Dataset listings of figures
※

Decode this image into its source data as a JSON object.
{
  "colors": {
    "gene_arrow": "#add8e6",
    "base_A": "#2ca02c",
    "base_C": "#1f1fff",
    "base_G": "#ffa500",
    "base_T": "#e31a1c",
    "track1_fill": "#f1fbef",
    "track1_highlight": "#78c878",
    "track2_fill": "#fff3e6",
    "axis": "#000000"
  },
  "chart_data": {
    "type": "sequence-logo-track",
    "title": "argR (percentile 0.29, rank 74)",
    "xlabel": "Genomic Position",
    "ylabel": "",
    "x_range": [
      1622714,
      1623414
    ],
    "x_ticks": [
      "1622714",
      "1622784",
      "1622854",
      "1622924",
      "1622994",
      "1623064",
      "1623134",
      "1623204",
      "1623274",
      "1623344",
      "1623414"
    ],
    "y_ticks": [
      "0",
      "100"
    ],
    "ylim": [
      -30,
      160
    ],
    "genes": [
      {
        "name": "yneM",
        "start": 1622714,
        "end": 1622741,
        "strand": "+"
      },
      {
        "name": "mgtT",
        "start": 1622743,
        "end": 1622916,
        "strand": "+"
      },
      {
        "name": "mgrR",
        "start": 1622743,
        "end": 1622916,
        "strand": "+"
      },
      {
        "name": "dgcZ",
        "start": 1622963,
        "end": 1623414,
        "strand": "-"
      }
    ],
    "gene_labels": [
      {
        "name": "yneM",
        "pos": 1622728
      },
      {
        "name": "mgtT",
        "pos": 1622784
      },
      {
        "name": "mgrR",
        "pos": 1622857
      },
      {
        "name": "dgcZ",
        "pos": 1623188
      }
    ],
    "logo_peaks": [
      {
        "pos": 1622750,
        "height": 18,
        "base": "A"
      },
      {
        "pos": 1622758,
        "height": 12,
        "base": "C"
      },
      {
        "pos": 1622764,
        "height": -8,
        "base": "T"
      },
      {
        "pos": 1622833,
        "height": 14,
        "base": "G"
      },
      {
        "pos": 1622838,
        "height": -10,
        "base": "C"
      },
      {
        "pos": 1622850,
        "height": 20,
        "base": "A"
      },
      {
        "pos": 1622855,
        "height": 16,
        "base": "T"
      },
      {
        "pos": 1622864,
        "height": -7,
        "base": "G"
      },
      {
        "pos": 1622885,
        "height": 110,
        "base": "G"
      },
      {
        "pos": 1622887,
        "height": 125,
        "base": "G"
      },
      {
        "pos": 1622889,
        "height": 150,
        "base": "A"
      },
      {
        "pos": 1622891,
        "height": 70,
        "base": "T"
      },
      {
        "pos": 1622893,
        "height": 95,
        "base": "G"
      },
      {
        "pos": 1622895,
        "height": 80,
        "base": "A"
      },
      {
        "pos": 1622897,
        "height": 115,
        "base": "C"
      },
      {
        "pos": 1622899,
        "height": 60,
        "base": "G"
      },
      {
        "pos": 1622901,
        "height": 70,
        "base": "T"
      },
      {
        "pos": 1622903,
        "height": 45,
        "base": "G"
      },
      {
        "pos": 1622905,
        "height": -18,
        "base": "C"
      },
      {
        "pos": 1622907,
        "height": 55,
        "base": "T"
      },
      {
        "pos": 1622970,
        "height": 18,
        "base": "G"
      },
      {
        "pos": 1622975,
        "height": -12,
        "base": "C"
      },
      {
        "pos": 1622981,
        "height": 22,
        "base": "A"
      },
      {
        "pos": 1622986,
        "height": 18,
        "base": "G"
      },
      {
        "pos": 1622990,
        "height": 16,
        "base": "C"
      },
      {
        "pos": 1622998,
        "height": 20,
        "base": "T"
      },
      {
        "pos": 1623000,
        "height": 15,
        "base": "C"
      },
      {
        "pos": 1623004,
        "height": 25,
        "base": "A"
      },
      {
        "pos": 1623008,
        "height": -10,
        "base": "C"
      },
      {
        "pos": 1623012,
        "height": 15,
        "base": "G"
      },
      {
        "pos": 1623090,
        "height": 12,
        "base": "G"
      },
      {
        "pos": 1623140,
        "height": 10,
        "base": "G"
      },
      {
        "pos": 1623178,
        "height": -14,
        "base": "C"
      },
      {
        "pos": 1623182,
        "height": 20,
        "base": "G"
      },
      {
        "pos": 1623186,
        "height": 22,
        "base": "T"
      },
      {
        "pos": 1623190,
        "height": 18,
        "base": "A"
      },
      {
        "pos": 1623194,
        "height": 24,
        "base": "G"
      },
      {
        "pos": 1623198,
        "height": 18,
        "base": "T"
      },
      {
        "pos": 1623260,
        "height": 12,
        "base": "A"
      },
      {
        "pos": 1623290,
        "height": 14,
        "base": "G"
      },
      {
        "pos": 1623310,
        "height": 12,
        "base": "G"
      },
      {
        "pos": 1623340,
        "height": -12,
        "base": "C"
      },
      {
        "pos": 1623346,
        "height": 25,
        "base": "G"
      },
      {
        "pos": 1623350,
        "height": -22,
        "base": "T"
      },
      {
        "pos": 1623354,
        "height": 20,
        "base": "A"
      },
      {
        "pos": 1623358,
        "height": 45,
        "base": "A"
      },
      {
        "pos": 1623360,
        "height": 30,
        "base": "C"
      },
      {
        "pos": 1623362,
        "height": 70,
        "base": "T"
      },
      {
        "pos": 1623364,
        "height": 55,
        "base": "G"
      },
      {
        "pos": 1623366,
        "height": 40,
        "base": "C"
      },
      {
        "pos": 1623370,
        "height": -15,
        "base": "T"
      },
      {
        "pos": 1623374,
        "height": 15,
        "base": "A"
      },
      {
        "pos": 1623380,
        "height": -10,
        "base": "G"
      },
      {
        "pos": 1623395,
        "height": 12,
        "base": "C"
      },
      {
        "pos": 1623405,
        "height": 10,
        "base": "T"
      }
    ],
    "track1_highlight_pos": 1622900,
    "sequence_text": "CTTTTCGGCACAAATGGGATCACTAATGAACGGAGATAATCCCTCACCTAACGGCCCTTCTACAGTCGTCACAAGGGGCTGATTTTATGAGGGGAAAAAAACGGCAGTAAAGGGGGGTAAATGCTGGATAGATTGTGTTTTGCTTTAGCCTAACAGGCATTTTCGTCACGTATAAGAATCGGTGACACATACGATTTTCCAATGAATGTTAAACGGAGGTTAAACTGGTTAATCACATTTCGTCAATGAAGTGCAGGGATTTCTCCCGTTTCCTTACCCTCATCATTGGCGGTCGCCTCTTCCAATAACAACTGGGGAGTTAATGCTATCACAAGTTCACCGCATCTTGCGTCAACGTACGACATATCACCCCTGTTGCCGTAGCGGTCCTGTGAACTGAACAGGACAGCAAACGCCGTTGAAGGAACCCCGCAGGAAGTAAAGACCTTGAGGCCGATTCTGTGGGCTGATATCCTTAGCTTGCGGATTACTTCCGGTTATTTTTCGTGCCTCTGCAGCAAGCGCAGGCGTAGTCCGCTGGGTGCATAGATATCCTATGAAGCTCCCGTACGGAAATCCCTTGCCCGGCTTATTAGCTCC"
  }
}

※

Work instructions
What is needed is an exact copy of every entry.

Exercise output
Decode this image into its source data as a JSON object.
{
  "colors": {
    "gene_arrow": "#add8e6",
    "base_A": "#2ca02c",
    "base_C": "#1f1fff",
    "base_G": "#ffa500",
    "base_T": "#e31a1c",
    "track1_fill": "#f1fbef",
    "track1_highlight": "#78c878",
    "track2_fill": "#fff3e6",
    "axis": "#000000"
  },
  "chart_data": {
    "type": "sequence-logo-track",
    "title": "argR (percentile 0.29, rank 74)",
    "xlabel": "Genomic Position",
    "ylabel": "",
    "x_range": [
      1622714,
      1623414
    ],
    "x_ticks": [
      "1622714",
      "1622784",
      "1622854",
      "1622924",
      "1622994",
      "1623064",
      "1623134",
      "1623204",
      "1623274",
      "1623344",
      "1623414"
    ],
    "y_ticks": [
      "0",
      "100"
    ],
    "ylim": [
      -30,
      160
    ],
    "genes": [
      {
        "name": "yneM",
        "start": 1622714,
        "end": 1622741,
        "strand": "+"
      },
      {
        "name": "mgtT",
        "start": 1622743,
        "end": 1622916,
        "strand": "+"
      },
      {
        "name": "mgrR",
        "start": 1622743,
        "end": 1622916,
        "strand": "+"
      },
      {
        "name": "dgcZ",
        "start": 1622963,
        "end": 1623414,
        "strand": "-"
      }
    ],
    "gene_labels": [
      {
        "name": "yneM",
        "pos": 1622728
      },
      {
        "name": "mgtT",
        "pos": 1622784
      },
      {
        "name": "mgrR",
        "pos": 1622857
      },
      {
        "name": "dgcZ",
        "pos": 1623188
      }
    ],
    "logo_peaks": [
      {
        "pos": 1622750,
        "height": 18,
        "base": "A"
      },
      {
        "pos": 1622758,
        "height": 12,
        "base": "C"
      },
      {
        "pos": 1622764,
        "height": -8,
        "base": "T"
      },
      {
        "pos": 1622833,
        "height": 14,
        "base": "G"
      },
      {
        "pos": 1622838,
        "height": -10,
        "base": "C"
      },
      {
        "pos": 1622850,
        "height": 20,
        "base": "A"
      },
      {
        "pos": 1622855,
        "height": 16,
        "base": "T"
      },
      {
        "pos": 1622864,
        "height": -7,
        "base": "G"
      },
      {
        "pos": 1622885,
        "height": 110,
        "base": "G"
      },
      {
        "pos": 1622887,
        "height": 125,
        "base": "G"
      },
      {
        "pos": 1622889,
        "height": 150,
        "base": "A"
      },
      {
        "pos": 1622891,
        "height": 70,
        "base": "T"
      },
      {
        "pos": 1622893,
        "height": 95,
        "base": "G"
      },
      {
        "pos": 1622895,
        "height": 80,
        "base": "A"
      },
      {
        "pos": 1622897,
        "height": 115,
        "base": "C"
      },
      {
        "pos": 1622899,
        "height": 60,
        "base": "G"
      },
      {
        "pos": 1622901,
        "height": 70,
        "base": "T"
      },
      {
        "pos": 1622903,
        "height": 45,
        "base": "G"
      },
      {
        "pos": 1622905,
        "height": -18,
        "base": "C"
      },
      {
        "pos": 1622907,
        "height": 55,
        "base": "T"
      },
      {
        "pos": 1622970,
        "height": 18,
        "base": "G"
      },
      {
        "pos": 1622975,
        "height": -12,
        "base": "C"
      },
      {
        "pos": 1622981,
        "height": 22,
        "base": "A"
      },
      {
        "pos": 1622986,
        "height": 18,
        "base": "G"
      },
      {
        "pos": 1622990,
        "height": 16,
        "base": "C"
      },
      {
        "pos": 1622998,
        "height": 20,
        "base": "T"
      },
      {
        "pos": 1623000,
        "height": 15,
        "base": "C"
      },
      {
        "pos": 1623004,
        "height": 25,
        "base": "A"
      },
      {
        "pos": 1623008,
        "height": -10,
        "base": "C"
      },
      {
        "pos": 1623012,
        "height": 15,
        "base": "G"
      },
      {
        "pos": 1623090,
        "height": 12,
        "base": "G"
      },
      {
        "pos": 1623140,
        "height": 10,
        "base": "G"
      },
      {
        "pos": 1623178,
        "height": -14,
        "base": "C"
      },
      {
        "pos": 1623182,
        "height": 20,
        "base": "G"
      },
      {
        "pos": 1623186,
        "height": 22,
        "base": "T"
      },
      {
        "pos": 1623190,
        "height": 18,
        "base": "A"
      },
      {
        "pos": 1623194,
        "height": 24,
        "base": "G"
      },
      {
        "pos": 1623198,
        "height": 18,
        "base": "T"
      },
      {
        "pos": 1623260,
        "height": 12,
        "base": "A"
      },
      {
        "pos": 1623290,
        "height": 14,
        "base": "G"
      },
      {
        "pos": 1623310,
        "height": 12,
        "base": "G"
      },
      {
        "pos": 1623340,
        "height": -12,
        "base": "C"
      },
      {
        "pos": 1623346,
        "height": 25,
        "base": "G"
      },
      {
        "pos": 1623350,
        "height": -22,
        "base": "T"
      },
      {
        "pos": 1623354,
        "height": 20,
        "base": "A"
      },
      {
        "pos": 1623358,
        "height": 45,
        "base": "A"
      },
      {
        "pos": 1623360,
        "height": 30,
        "base": "C"
      },
      {
        "pos": 1623362,
        "height": 70,
        "base": "T"
      },
      {
        "pos": 1623364,
        "height": 55,
        "base": "G"
      },
      {
        "pos": 1623366,
        "height": 40,
        "base": "C"
      },
      {
        "pos": 1623370,
        "height": -15,
        "base": "T"
      },
      {
        "pos": 1623374,
        "height": 15,
        "base": "A"
      },
      {
        "pos": 1623380,
        "height": -10,
        "base": "G"
      },
      {
        "pos": 1623395,
        "height": 12,
        "base": "C"
      },
      {
        "pos": 1623405,
        "height": 10,
        "base": "T"
      }
    ],
    "track1_highlight_pos": 1622900,
    "sequence_text": "CTTTTCGGCACAAATGGGATCACTAATGAACGGAGATAATCCCTCACCTAACGGCCCTTCTACAGTCGTCACAAGGGGCTGATTTTATGAGGGGAAAAAAACGGCAGTAAAGGGGGGTAAATGCTGGATAGATTGTGTTTTGCTTTAGCCTAACAGGCATTTTCGTCACGTATAAGAATCGGTGACACATACGATTTTCCAATGAATGTTAAACGGAGGTTAAACTGGTTAATCACATTTCGTCAATGAAGTGCAGGGATTTCTCCCGTTTCCTTACCCTCATCATTGGCGGTCGCCTCTTCCAATAACAACTGGGGAGTTAATGCTATCACAAGTTCACCGCATCTTGCGTCAACGTACGACATATCACCCCTGTTGCCGTAGCGGTCCTGTGAACTGAACAGGACAGCAAACGCCGTTGAAGGAACCCCGCAGGAAGTAAAGACCTTGAGGCCGATTCTGTGGGCTGATATCCTTAGCTTGCGGATTACTTCCGGTTATTTTTCGTGCCTCTGCAGCAAGCGCAGGCGTAGTCCGCTGGGTGCATAGATATCCTATGAAGCTCCCGTACGGAAATCCCTTGCCCGGCTTATTAGCTCC"
  }
}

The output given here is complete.